## Work to do
Write out all entries word for word.
□ □ □ □ □ □ □
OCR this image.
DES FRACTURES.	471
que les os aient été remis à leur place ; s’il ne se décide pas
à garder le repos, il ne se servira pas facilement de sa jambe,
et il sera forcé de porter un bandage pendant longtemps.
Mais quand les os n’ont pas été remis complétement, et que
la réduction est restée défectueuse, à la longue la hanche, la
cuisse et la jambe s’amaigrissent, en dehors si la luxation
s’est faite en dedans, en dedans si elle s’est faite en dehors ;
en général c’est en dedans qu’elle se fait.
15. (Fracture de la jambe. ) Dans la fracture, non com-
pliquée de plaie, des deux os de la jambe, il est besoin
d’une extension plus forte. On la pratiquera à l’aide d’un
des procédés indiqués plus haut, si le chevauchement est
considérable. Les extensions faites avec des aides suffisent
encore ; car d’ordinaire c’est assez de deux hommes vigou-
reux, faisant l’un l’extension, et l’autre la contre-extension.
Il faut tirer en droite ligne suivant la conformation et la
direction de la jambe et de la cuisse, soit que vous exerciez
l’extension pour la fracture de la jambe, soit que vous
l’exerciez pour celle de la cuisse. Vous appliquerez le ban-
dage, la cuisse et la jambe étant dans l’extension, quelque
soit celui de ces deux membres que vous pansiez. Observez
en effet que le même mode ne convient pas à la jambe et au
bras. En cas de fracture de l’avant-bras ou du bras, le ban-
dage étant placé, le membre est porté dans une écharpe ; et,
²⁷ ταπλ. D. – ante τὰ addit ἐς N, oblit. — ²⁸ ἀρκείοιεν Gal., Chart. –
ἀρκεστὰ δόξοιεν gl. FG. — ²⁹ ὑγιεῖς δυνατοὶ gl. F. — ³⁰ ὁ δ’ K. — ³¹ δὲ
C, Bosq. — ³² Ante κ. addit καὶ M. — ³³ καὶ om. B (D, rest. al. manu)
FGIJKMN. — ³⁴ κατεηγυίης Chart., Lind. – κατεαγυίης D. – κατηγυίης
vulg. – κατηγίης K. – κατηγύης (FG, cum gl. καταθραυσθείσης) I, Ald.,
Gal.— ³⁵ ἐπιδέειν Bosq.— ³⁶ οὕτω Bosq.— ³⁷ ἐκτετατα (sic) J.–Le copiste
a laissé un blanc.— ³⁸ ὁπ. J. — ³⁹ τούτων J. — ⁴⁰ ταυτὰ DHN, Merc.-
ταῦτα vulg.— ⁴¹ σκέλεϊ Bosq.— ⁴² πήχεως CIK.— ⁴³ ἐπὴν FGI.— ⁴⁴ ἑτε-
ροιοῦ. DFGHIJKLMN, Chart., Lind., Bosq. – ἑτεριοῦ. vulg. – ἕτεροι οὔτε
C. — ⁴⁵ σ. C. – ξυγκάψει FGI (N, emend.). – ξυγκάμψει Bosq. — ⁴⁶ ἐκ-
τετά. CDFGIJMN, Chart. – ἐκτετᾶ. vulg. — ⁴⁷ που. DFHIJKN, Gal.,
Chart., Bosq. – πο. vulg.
□ □ □ □ □ □ □
## Exercise answer
OCR this image.
DES FRACTURES.	471
que les os aient été remis à leur place ; s’il ne se décide pas
à garder le repos, il ne se servira pas facilement de sa jambe,
et il sera forcé de porter un bandage pendant longtemps.
Mais quand les os n’ont pas été remis complétement, et que
la réduction est restée défectueuse, à la longue la hanche, la
cuisse et la jambe s’amaigrissent, en dehors si la luxation
s’est faite en dedans, en dedans si elle s’est faite en dehors ;
en général c’est en dedans qu’elle se fait.
15. (Fracture de la jambe. ) Dans la fracture, non com-
pliquée de plaie, des deux os de la jambe, il est besoin
d’une extension plus forte. On la pratiquera à l’aide d’un
des procédés indiqués plus haut, si le chevauchement est
considérable. Les extensions faites avec des aides suffisent
encore ; car d’ordinaire c’est assez de deux hommes vigou-
reux, faisant l’un l’extension, et l’autre la contre-extension.
Il faut tirer en droite ligne suivant la conformation et la
direction de la jambe et de la cuisse, soit que vous exerciez
l’extension pour la fracture de la jambe, soit que vous
l’exerciez pour celle de la cuisse. Vous appliquerez le ban-
dage, la cuisse et la jambe étant dans l’extension, quelque
soit celui de ces deux membres que vous pansiez. Observez
en effet que le même mode ne convient pas à la jambe et au
bras. En cas de fracture de l’avant-bras ou du bras, le ban-
dage étant placé, le membre est porté dans une écharpe ; et,
²⁷ ταπλ. D. – ante τὰ addit ἐς N, oblit. — ²⁸ ἀρκείοιεν Gal., Chart. –
ἀρκεστὰ δόξοιεν gl. FG. — ²⁹ ὑγιεῖς δυνατοὶ gl. F. — ³⁰ ὁ δ’ K. — ³¹ δὲ
C, Bosq. — ³² Ante κ. addit καὶ M. — ³³ καὶ om. B (D, rest. al. manu)
FGIJKMN. — ³⁴ κατεηγυίης Chart., Lind. – κατεαγυίης D. – κατηγυίης
vulg. – κατηγίης K. – κατηγύης (FG, cum gl. καταθραυσθείσης) I, Ald.,
Gal.— ³⁵ ἐπιδέειν Bosq.— ³⁶ οὕτω Bosq.— ³⁷ ἐκτετατα (sic) J.–Le copiste
a laissé un blanc.— ³⁸ ὁπ. J. — ³⁹ τούτων J. — ⁴⁰ ταυτὰ DHN, Merc.-
ταῦτα vulg.— ⁴¹ σκέλεϊ Bosq.— ⁴² πήχεως CIK.— ⁴³ ἐπὴν FGI.— ⁴⁴ ἑτε-
ροιοῦ. DFGHIJKLMN, Chart., Lind., Bosq. – ἑτεριοῦ. vulg. – ἕτεροι οὔτε
C. — ⁴⁵ σ. C. – ξυγκάψει FGI (N, emend.). – ξυγκάμψει Bosq. — ⁴⁶ ἐκ-
τετά. CDFGIJMN, Chart. – ἐκτετᾶ. vulg. — ⁴⁷ που. DFHIJKN, Gal.,
Chart., Bosq. – πο. vulg.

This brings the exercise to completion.